[Annotated element listings]
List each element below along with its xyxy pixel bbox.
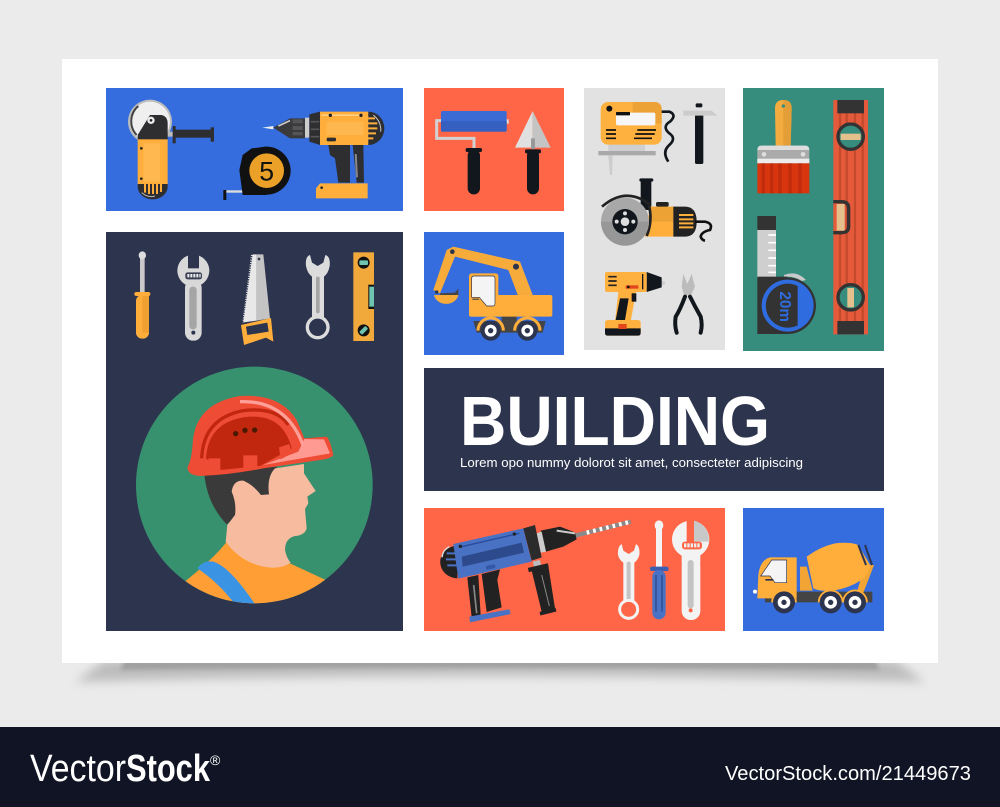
icon: spirit level xyxy=(353,252,374,341)
icon: long spirit level xyxy=(833,100,868,334)
panel: roller and trowel xyxy=(424,88,564,211)
icon: cordless drill xyxy=(262,112,384,198)
white card xyxy=(62,59,938,663)
avatar background xyxy=(136,367,373,603)
heading: BUILDING xyxy=(460,382,770,460)
panel: power tools on grey xyxy=(584,88,725,350)
panel: brush level and tape on green xyxy=(743,88,884,351)
icon: tape measure 20m: 20m xyxy=(776,291,793,322)
icon: excavator xyxy=(433,247,552,341)
icon: jigsaw xyxy=(598,102,674,175)
icon: white spanner xyxy=(618,544,640,618)
icon: adjustable wrench xyxy=(177,252,209,341)
icon: angle grinder xyxy=(128,100,214,199)
shirt xyxy=(185,542,326,604)
subtitle: Lorem opo nummy dolorot sit amet, consecteter adipiscing xyxy=(460,455,803,470)
registered mark: ® xyxy=(210,752,221,768)
icon: white adjustable wrench xyxy=(672,518,709,620)
icon: paint roller xyxy=(437,111,509,194)
footer logo: Vector xyxy=(30,748,126,790)
icon: screwdriver xyxy=(134,251,150,339)
panel: grinder drill and tape xyxy=(106,88,403,211)
panel: hand tools and worker xyxy=(106,232,403,631)
icon: hand saw xyxy=(241,254,273,345)
icon: paint brush xyxy=(757,100,809,193)
icon: mixer truck xyxy=(753,543,874,613)
icon: small drill xyxy=(605,272,665,336)
strap xyxy=(197,561,257,607)
icon: tape measure 5: 5 xyxy=(259,156,274,186)
card shadow xyxy=(75,660,925,682)
footer logo bold part: Stock xyxy=(126,748,211,790)
panel: title banner xyxy=(424,368,884,491)
icon: trowel xyxy=(515,111,551,194)
icon: blue screwdriver xyxy=(650,520,669,619)
helmet xyxy=(188,396,333,476)
panel: cement mixer xyxy=(743,508,884,631)
icon: pliers xyxy=(675,274,702,333)
icon: tape measure 20m xyxy=(757,216,816,334)
footer bar xyxy=(0,727,1000,807)
face xyxy=(226,464,316,568)
icon: tape measure 5 xyxy=(223,147,291,200)
panel: hammer drill and tools on red xyxy=(424,508,725,631)
icon: hammer xyxy=(683,103,717,164)
icon: circular grinder xyxy=(601,178,711,246)
icon: spanner xyxy=(306,255,330,338)
icon: hammer drill xyxy=(440,522,631,622)
footer image id: VectorStock.com/21449673 xyxy=(725,763,971,785)
hair xyxy=(204,467,277,524)
worker figure xyxy=(185,396,334,604)
panel: excavator xyxy=(424,232,564,355)
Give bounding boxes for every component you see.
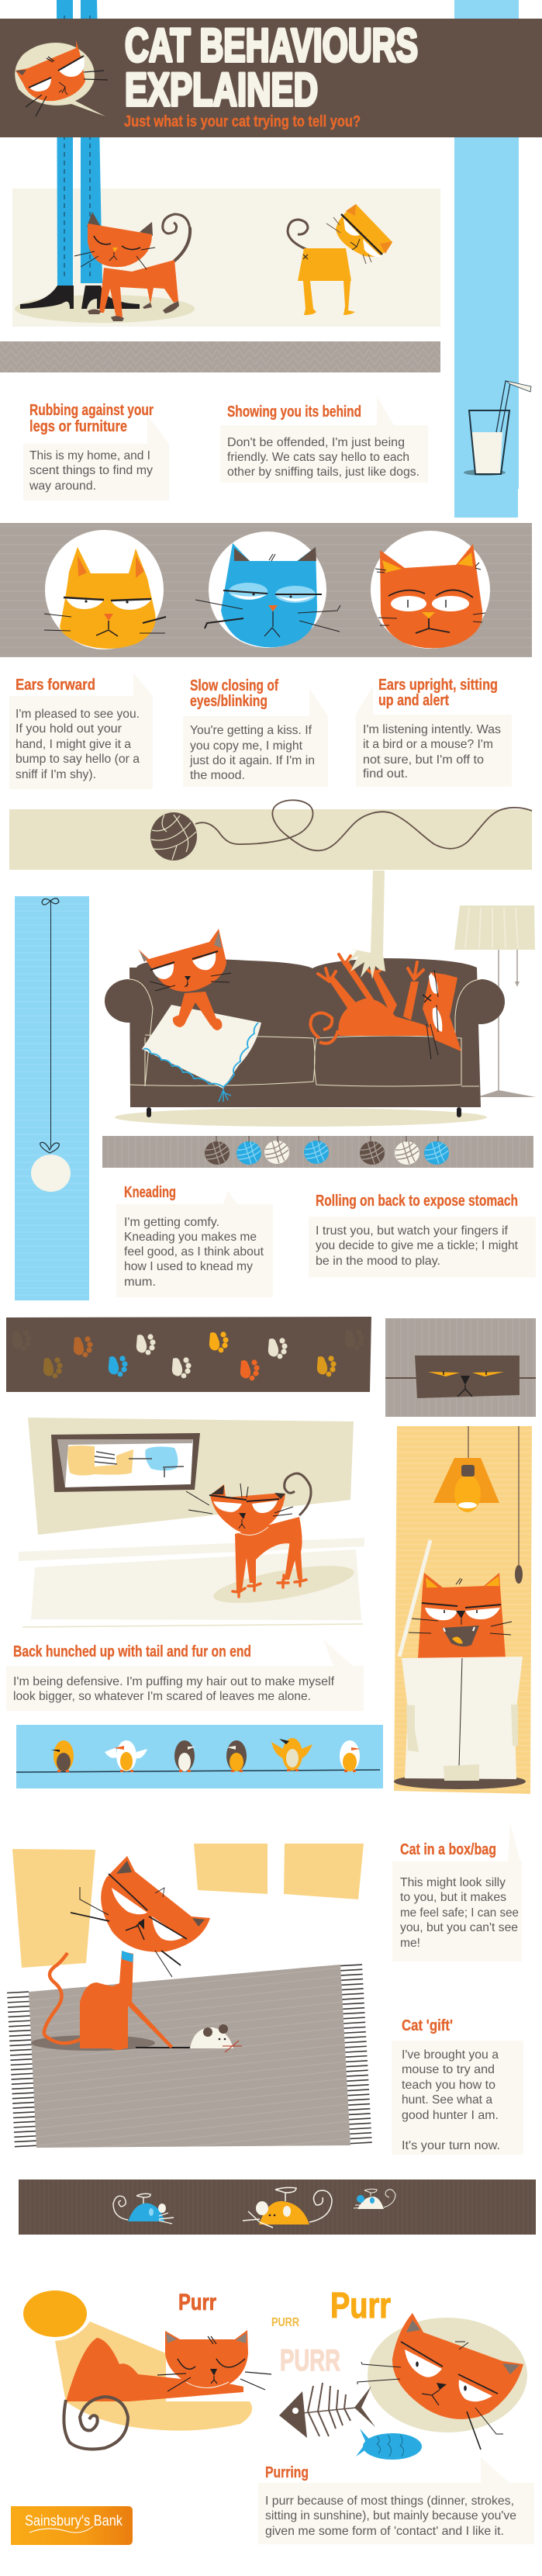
callout: ears forward: [9, 673, 153, 789]
title: EXPLAINED: [125, 64, 318, 116]
penguin 2: [105, 1740, 147, 1772]
callout: cat gift: I've brought you a: [402, 2048, 499, 2062]
callout: ears forward: Ears forward: [16, 677, 95, 694]
callout: cat in a box: Cat in a box/bag: [400, 1841, 496, 1858]
purr words: Purr: [178, 2290, 216, 2315]
purr words: [178, 2285, 391, 2377]
hanging blue panel with ball: [15, 896, 89, 1300]
callout: cat in a box: to you, but it makes: [400, 1891, 506, 1904]
yarn string: [195, 800, 532, 850]
callout: purring: [258, 2457, 534, 2544]
sleeping cat body: [66, 2338, 243, 2401]
floor lamp: [454, 905, 536, 1097]
callout: cat in a box: This might look silly: [400, 1876, 506, 1889]
callout: cat gift: good hunter I am.: [402, 2109, 499, 2122]
cat bed: [66, 2401, 252, 2431]
yellow mouse: [243, 2187, 332, 2228]
white mouse: [354, 2189, 395, 2209]
callout: showing behind: other by sniffing tails, just like dogs.: [227, 466, 419, 479]
sleeping cat head: [157, 2330, 271, 2391]
penguin 1: [51, 1740, 74, 1772]
sitting cat: [44, 1856, 210, 2050]
purr words: PURR: [271, 2316, 299, 2329]
callout: ears forward: If you hold out your: [16, 722, 123, 736]
callout: ears forward: hand, I might give it a: [16, 738, 131, 751]
callout: rolling on back: you decide to give me a tickle; I might: [316, 1239, 519, 1252]
callout: showing behind: [220, 396, 428, 483]
callout: kneading: I'm getting comfy.: [124, 1216, 219, 1229]
header banner: [0, 19, 542, 137]
framed abstract picture: [51, 1433, 200, 1492]
callout: slow closing of eyes: just do it again. If I'm in: [189, 754, 315, 767]
callout: rolling on back: be in the mood to play.: [316, 1255, 440, 1268]
rug scene with cat and mouse: [12, 1844, 364, 2148]
callout: cat gift: [371, 2017, 523, 2155]
callout: cat gift: It's your turn now.: [402, 2139, 500, 2152]
purr illustration left: sleeping cat in sun: [23, 2290, 271, 2449]
penguin 4: [226, 1740, 247, 1772]
blue cat head: slow blinking: [195, 531, 340, 648]
callout: kneading: mum.: [124, 1276, 156, 1289]
title: [125, 19, 418, 116]
callout: ears upright: it a bird or a mouse? I'm: [363, 738, 493, 751]
callout: ears upright: up and alert: [378, 692, 449, 709]
mouse: [190, 2024, 242, 2052]
pillow with blue trim: [142, 1005, 261, 1102]
rubbing orange cat: [74, 212, 190, 321]
callout: back hunched: [6, 1639, 364, 1711]
callout: purring: Purring: [265, 2464, 309, 2481]
rolling cat: [310, 954, 461, 1059]
penguin 3: [174, 1740, 195, 1772]
birds on a wire band: [16, 1725, 383, 1788]
callout: purring: I purr because of most things (dinner, strokes,: [265, 2495, 514, 2508]
callout: showing behind: Showing you its behind: [227, 403, 361, 421]
hunched orange cat: [186, 1473, 311, 1597]
callout: back hunched: Back hunched up with tail and fur on end: [13, 1643, 251, 1660]
callout: ears upright: [356, 677, 512, 787]
logo: Sainsbury's Bank: Sainsbury's Bank: [25, 2513, 123, 2529]
logo: Sainsbury's Bank: [11, 2506, 133, 2545]
yellow cat showing behind: [288, 204, 392, 315]
yarn balls band: [102, 1136, 533, 1168]
callout: kneading: [116, 1184, 273, 1297]
legs in blue trousers: [20, 0, 140, 309]
callout: slow closing of eyes: Slow closing of: [190, 677, 278, 694]
bag flap: [399, 1540, 430, 1657]
curled tail: [64, 2397, 128, 2449]
icon: yarn ball: [150, 812, 197, 860]
reaching arm and hand: [347, 871, 385, 979]
callout: ears forward: sniff if I'm shy).: [16, 768, 96, 781]
yellow cat head: ears forward: [44, 530, 166, 649]
dark cat peeking panel: [385, 1318, 536, 1417]
callout: ears upright: I'm listening intently. Was: [363, 723, 501, 736]
pendant lamp: [433, 1426, 523, 1584]
fish skeleton: [279, 2383, 375, 2438]
subtitle: Just what is your cat trying to tell you?: [124, 113, 361, 130]
orange cat in bag: [409, 1573, 512, 1658]
icon: glass of milk with straw: [464, 381, 531, 476]
purr words: Purr: [330, 2285, 391, 2325]
orange cat head: ears upright: [371, 531, 490, 649]
penguin 5: [271, 1738, 312, 1771]
sofa floor shadow: [115, 1108, 487, 1127]
callout: back hunched: I'm being defensive. I'm puffing my hair out to make myself: [13, 1675, 335, 1688]
callout: rubbing: scent things to find my: [29, 464, 153, 477]
purring cat head: [357, 2313, 527, 2450]
paw prints band: [6, 1317, 371, 1392]
decorative light blue column with glass of milk: [454, 0, 531, 518]
illustration: legs and cats scene: [12, 0, 440, 327]
callout: cat gift: mouse to try and: [402, 2063, 495, 2076]
callout: back hunched: look bigger, so whatever I'm scared of leaves me alone.: [13, 1690, 311, 1703]
callout: ears forward: bump to say hello (or a: [16, 753, 140, 766]
callout: ears upright: not sure, but I'm off to: [363, 753, 484, 767]
callout: cat gift: hunt. See what a: [402, 2093, 492, 2107]
callout: purring: sitting in sunshine), but mainly because you've: [265, 2509, 516, 2522]
wool band with yarn and string: [9, 800, 532, 870]
callout: cat gift: teach you how to: [402, 2079, 495, 2092]
wind-up mice band: [19, 2180, 536, 2235]
striped band with three cat heads: [0, 523, 532, 657]
callout: showing behind: friendly. We cats say hello to each: [227, 451, 409, 464]
callout: cat gift: Cat 'gift': [402, 2017, 453, 2034]
callout: slow closing of eyes: eyes/blinking: [190, 693, 268, 710]
purr words: PURR: [280, 2344, 340, 2377]
callout: slow closing of eyes: You're getting a kiss. If: [190, 724, 312, 737]
blue fish: [356, 2429, 422, 2460]
kneading cat: [138, 929, 231, 1030]
paper bag: [402, 1657, 523, 1781]
callout: kneading: Kneading you makes me: [124, 1231, 257, 1244]
callout: kneading: feel good, as I think about: [124, 1245, 264, 1259]
callout: ears upright: Ears upright, sitting: [378, 677, 498, 694]
callout: cat in a box: [392, 1823, 522, 1961]
callout: slow closing of eyes: you copy me, I might: [190, 739, 303, 753]
cat in bag panel: [394, 1426, 532, 1794]
penguin 6: [340, 1740, 361, 1772]
callout: purring: given me some form of 'contact' and I like it.: [265, 2525, 504, 2538]
callout: cat in a box: me feel safe; I can see: [400, 1906, 519, 1920]
callout: rubbing: [23, 402, 169, 500]
callout: rolling on back: I trust you, but watch your fingers if: [316, 1224, 509, 1238]
chevron grey band: [0, 341, 440, 372]
sun: [23, 2290, 87, 2337]
callout: rolling on back: [309, 1193, 536, 1277]
rug: [18, 1965, 361, 2148]
sun beam: [55, 2322, 166, 2405]
icon: cat in speech bubble: [15, 40, 108, 116]
callout: kneading: Kneading: [124, 1184, 176, 1201]
title: CAT BEHAVIOURS: [125, 19, 418, 71]
callout: cat in a box: me!: [400, 1937, 420, 1950]
callout: rubbing: Rubbing against your: [29, 402, 154, 419]
callout: ears upright: find out.: [363, 767, 408, 781]
callout: rubbing: way around.: [29, 480, 96, 493]
sofa: [105, 958, 505, 1117]
callout: showing behind: Don't be offended, I'm just being: [227, 436, 405, 449]
callout: kneading: how I used to knead my: [124, 1260, 253, 1273]
callout: ears forward: I'm pleased to see you.: [16, 708, 140, 721]
callout: rubbing: legs or furniture: [29, 418, 127, 435]
room scene with frightened cat: [19, 1418, 364, 1627]
callout: slow closing of eyes: [183, 677, 328, 787]
callout: rubbing: This is my home, and I: [29, 449, 150, 462]
blue mouse: [113, 2193, 174, 2224]
callout: slow closing of eyes: the mood.: [190, 769, 245, 782]
callout: cat in a box: you, but you can't see: [400, 1921, 518, 1934]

● Exercise description
Reproduce the lines of the data running from the line containing "icon: spirit level xyxy=(353,252,374,341)" through the line containing "icon: tape measure 20m: 20m", including both of those lines.

● Response
icon: spirit level xyxy=(353,252,374,341)
icon: long spirit level xyxy=(833,100,868,334)
panel: roller and trowel xyxy=(424,88,564,211)
icon: cordless drill xyxy=(262,112,384,198)
white card xyxy=(62,59,938,663)
avatar background xyxy=(136,367,373,603)
heading: BUILDING xyxy=(460,382,770,460)
panel: power tools on grey xyxy=(584,88,725,350)
panel: brush level and tape on green xyxy=(743,88,884,351)
icon: tape measure 20m: 20m xyxy=(776,291,793,322)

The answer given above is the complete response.